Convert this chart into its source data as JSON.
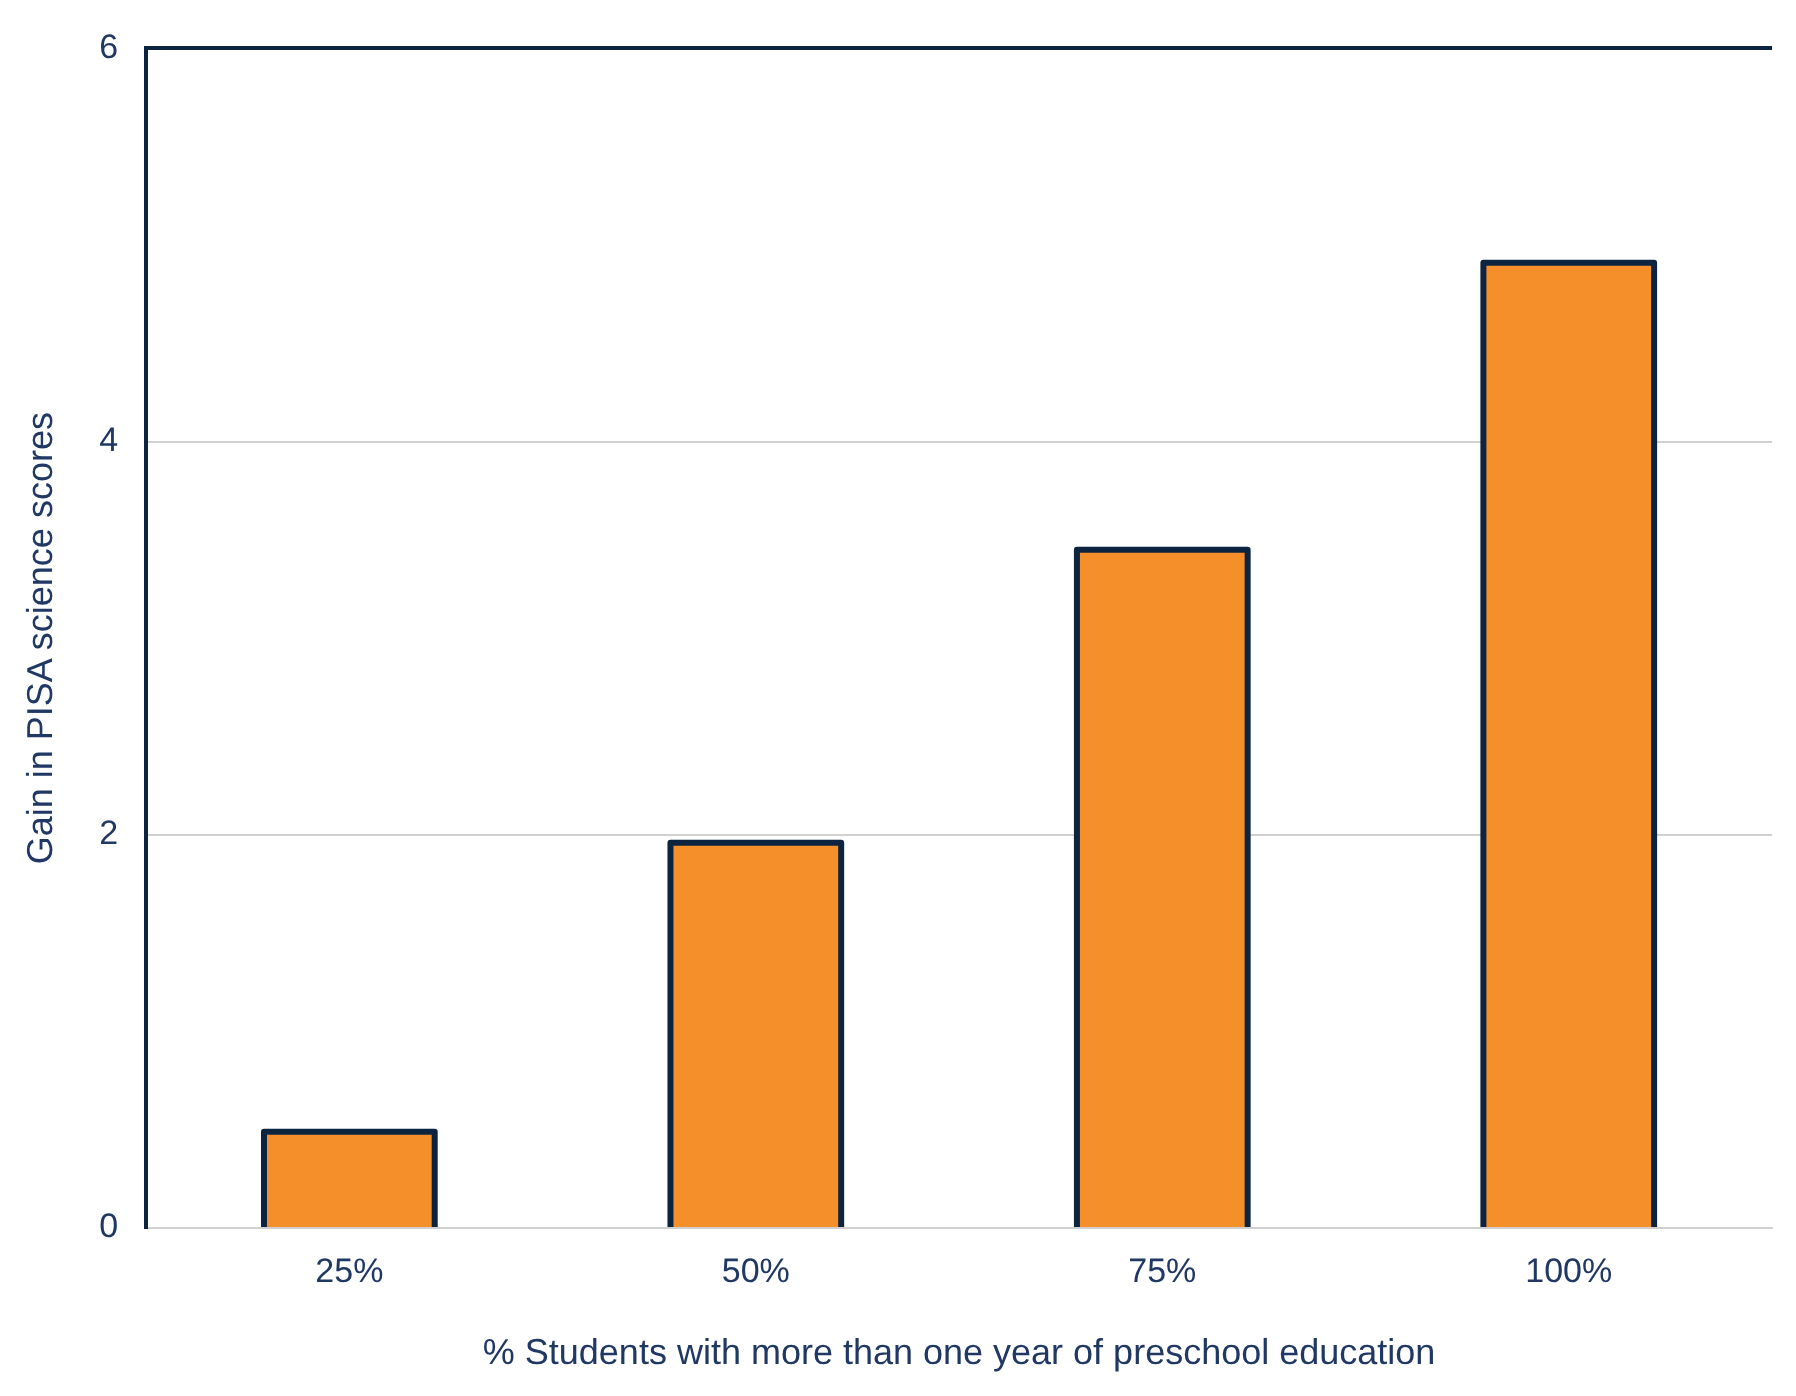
{
  "chart_data": {
    "type": "bar",
    "xlabel": "% Students with more than one year of preschool education",
    "ylabel": "Gain in PISA science scores",
    "categories": [
      "25%",
      "50%",
      "75%",
      "100%"
    ],
    "values": [
      0.49,
      1.96,
      3.45,
      4.91
    ],
    "color": "#f58f2a",
    "ylim": [
      0,
      6
    ],
    "yticks": [
      0,
      2,
      4,
      6
    ],
    "grid": "y"
  }
}
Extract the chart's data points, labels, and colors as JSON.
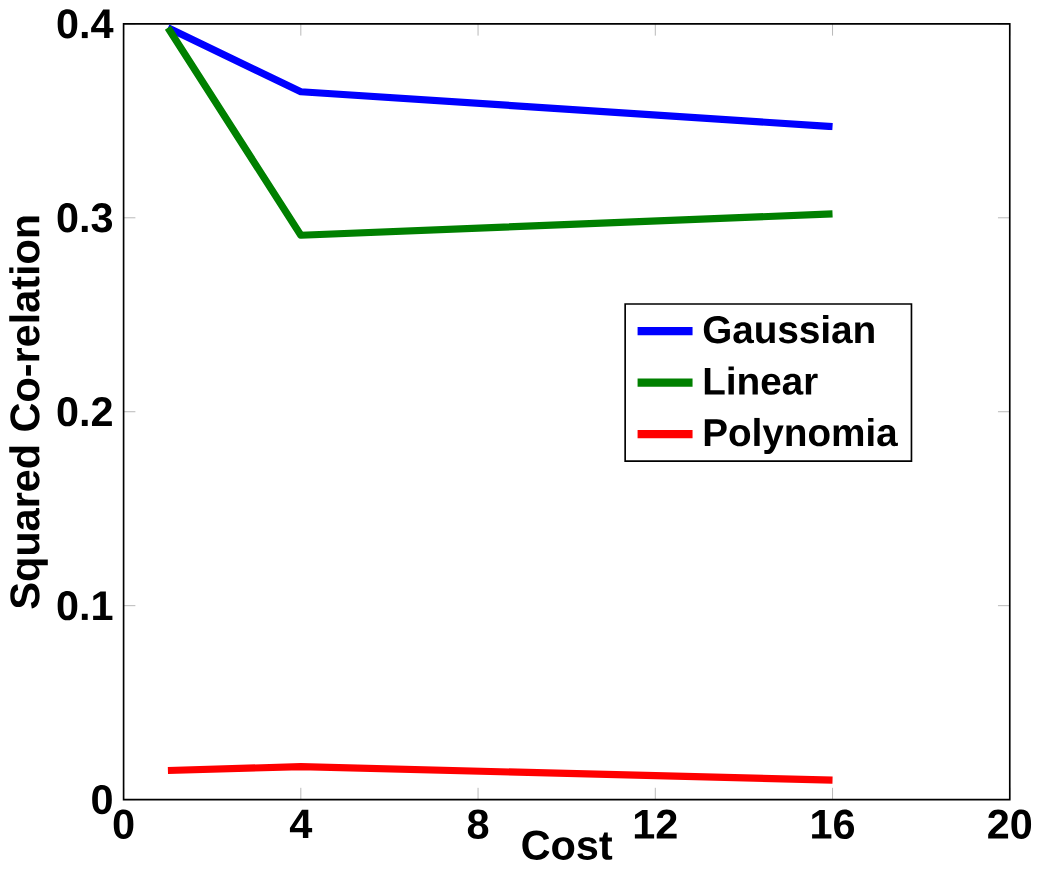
{
  "chart_data": {
    "type": "line",
    "xlabel": "Cost",
    "ylabel": "Squared Co-relation",
    "x": [
      1,
      4,
      16
    ],
    "series": [
      {
        "name": "Gaussian",
        "color": "#0000ff",
        "values": [
          0.398,
          0.365,
          0.347
        ]
      },
      {
        "name": "Linear",
        "color": "#008000",
        "values": [
          0.398,
          0.291,
          0.302
        ]
      },
      {
        "name": "Polynomia",
        "color": "#ff0000",
        "values": [
          0.015,
          0.017,
          0.01
        ]
      }
    ],
    "xlim": [
      0,
      20
    ],
    "xticks": [
      0,
      4,
      8,
      12,
      16,
      20
    ],
    "ylim": [
      0,
      0.4
    ],
    "yticks": [
      0,
      0.1,
      0.2,
      0.3,
      0.4
    ],
    "legend": "right",
    "grid": false,
    "marker": "none",
    "line_style": "solid"
  }
}
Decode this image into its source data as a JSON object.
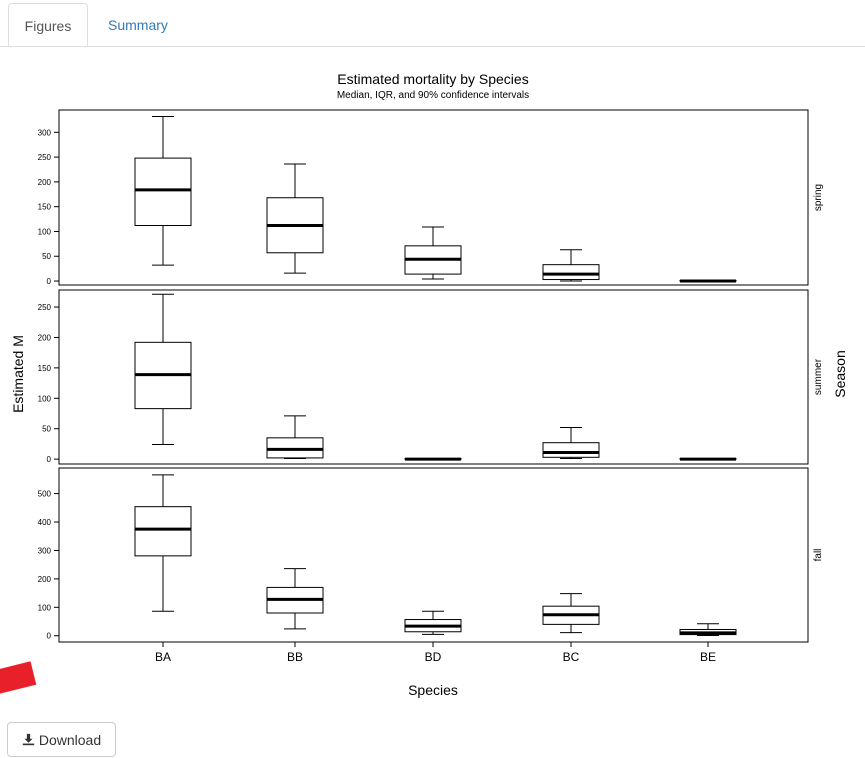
{
  "tabs": [
    {
      "label": "Figures",
      "active": true
    },
    {
      "label": "Summary",
      "active": false
    }
  ],
  "download_button": {
    "label": "Download",
    "icon": "download-icon"
  },
  "chart_data": {
    "type": "boxplot",
    "title": "Estimated mortality by Species",
    "subtitle": "Median, IQR, and 90% confidence intervals",
    "xlabel": "Species",
    "ylabel": "Estimated M",
    "facet_label": "Season",
    "categories": [
      "BA",
      "BB",
      "BD",
      "BC",
      "BE"
    ],
    "panels": [
      {
        "name": "spring",
        "ylim": [
          -8,
          345
        ],
        "yticks": [
          0,
          50,
          100,
          150,
          200,
          250,
          300
        ],
        "boxes": [
          {
            "low": 32,
            "q1": 112,
            "median": 184,
            "q3": 248,
            "high": 332
          },
          {
            "low": 16,
            "q1": 57,
            "median": 112,
            "q3": 168,
            "high": 236
          },
          {
            "low": 4,
            "q1": 14,
            "median": 44,
            "q3": 71,
            "high": 109
          },
          {
            "low": 0,
            "q1": 3,
            "median": 14,
            "q3": 33,
            "high": 63
          },
          {
            "low": 0,
            "q1": 0,
            "median": 0,
            "q3": 1,
            "high": 1
          }
        ]
      },
      {
        "name": "summer",
        "ylim": [
          -8,
          278
        ],
        "yticks": [
          0,
          50,
          100,
          150,
          200,
          250
        ],
        "boxes": [
          {
            "low": 24,
            "q1": 83,
            "median": 139,
            "q3": 192,
            "high": 271
          },
          {
            "low": 1,
            "q1": 2,
            "median": 16,
            "q3": 35,
            "high": 71
          },
          {
            "low": 0,
            "q1": 0,
            "median": 0,
            "q3": 1,
            "high": 1
          },
          {
            "low": 1,
            "q1": 3,
            "median": 11,
            "q3": 27,
            "high": 52
          },
          {
            "low": 0,
            "q1": 0,
            "median": 0,
            "q3": 1,
            "high": 1
          }
        ]
      },
      {
        "name": "fall",
        "ylim": [
          -22,
          590
        ],
        "yticks": [
          0,
          100,
          200,
          300,
          400,
          500
        ],
        "boxes": [
          {
            "low": 86,
            "q1": 281,
            "median": 375,
            "q3": 454,
            "high": 566
          },
          {
            "low": 24,
            "q1": 80,
            "median": 128,
            "q3": 170,
            "high": 236
          },
          {
            "low": 5,
            "q1": 14,
            "median": 34,
            "q3": 57,
            "high": 86
          },
          {
            "low": 11,
            "q1": 40,
            "median": 74,
            "q3": 104,
            "high": 148
          },
          {
            "low": 1,
            "q1": 4,
            "median": 10,
            "q3": 22,
            "high": 42
          }
        ]
      }
    ]
  }
}
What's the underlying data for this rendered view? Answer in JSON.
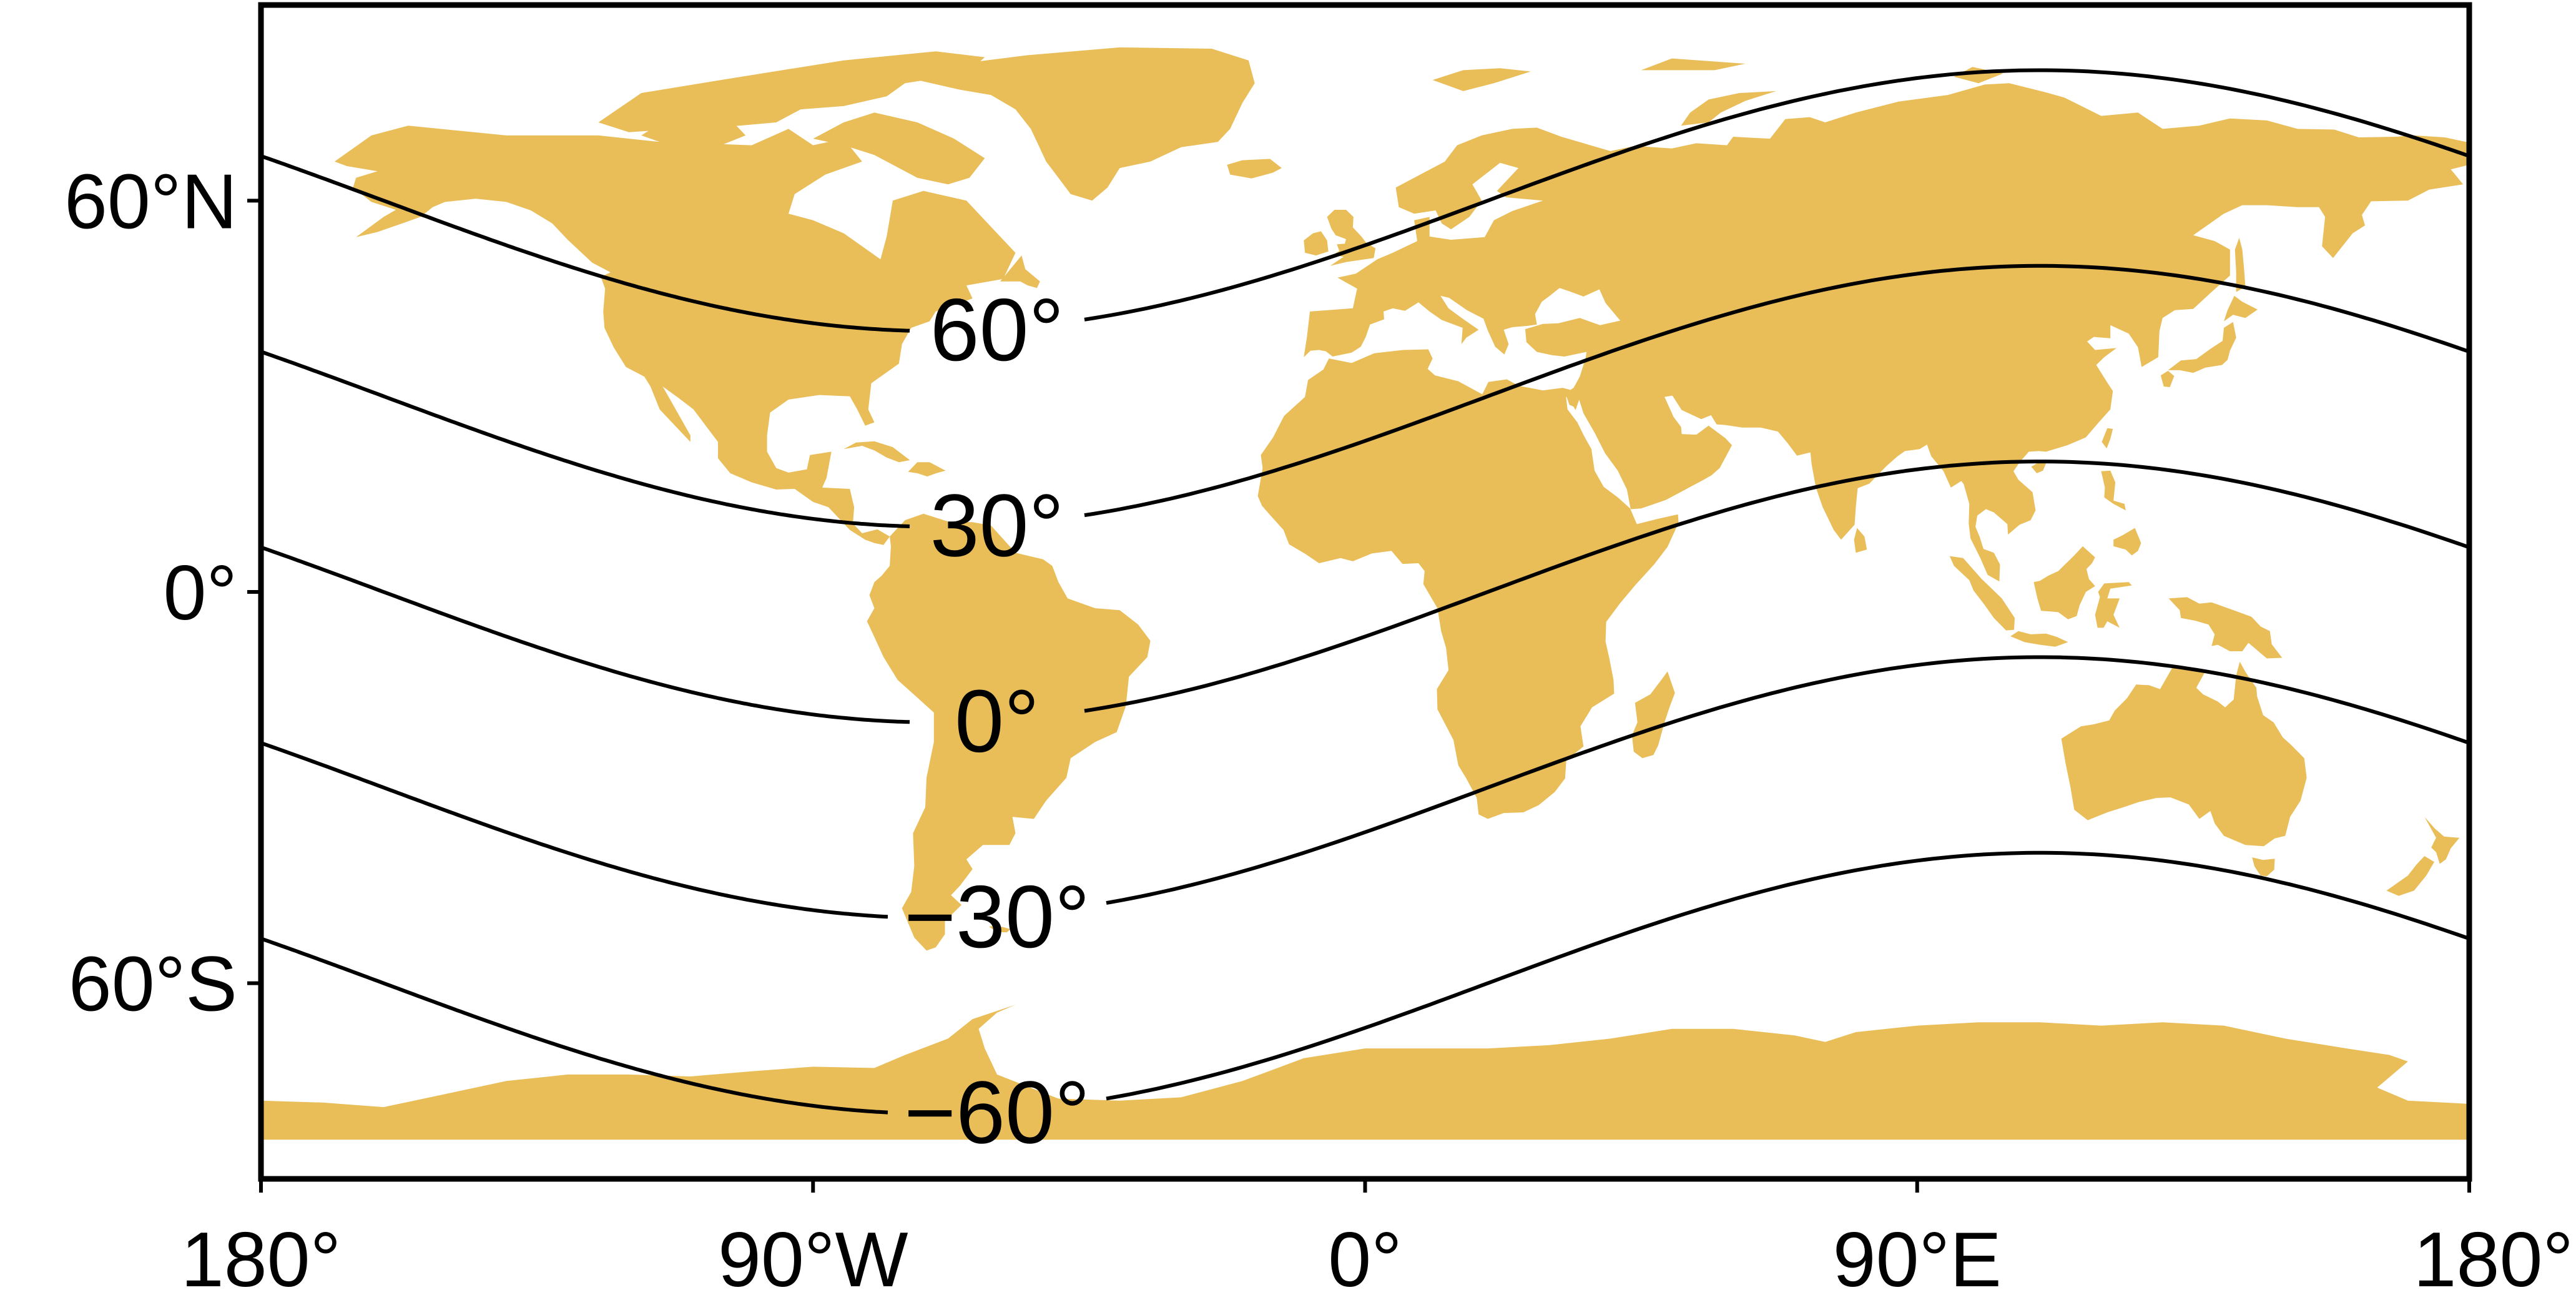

■ AIM:
Write out every line from the entries where "JSON" appears.

■ RESULT:
Convert this chart into its source data as JSON.
Extract the chart's data points, labels, and colors as JSON.
Decode this image into its source data as a JSON object.
What's the underlying data for this rendered view? Answer in JSON.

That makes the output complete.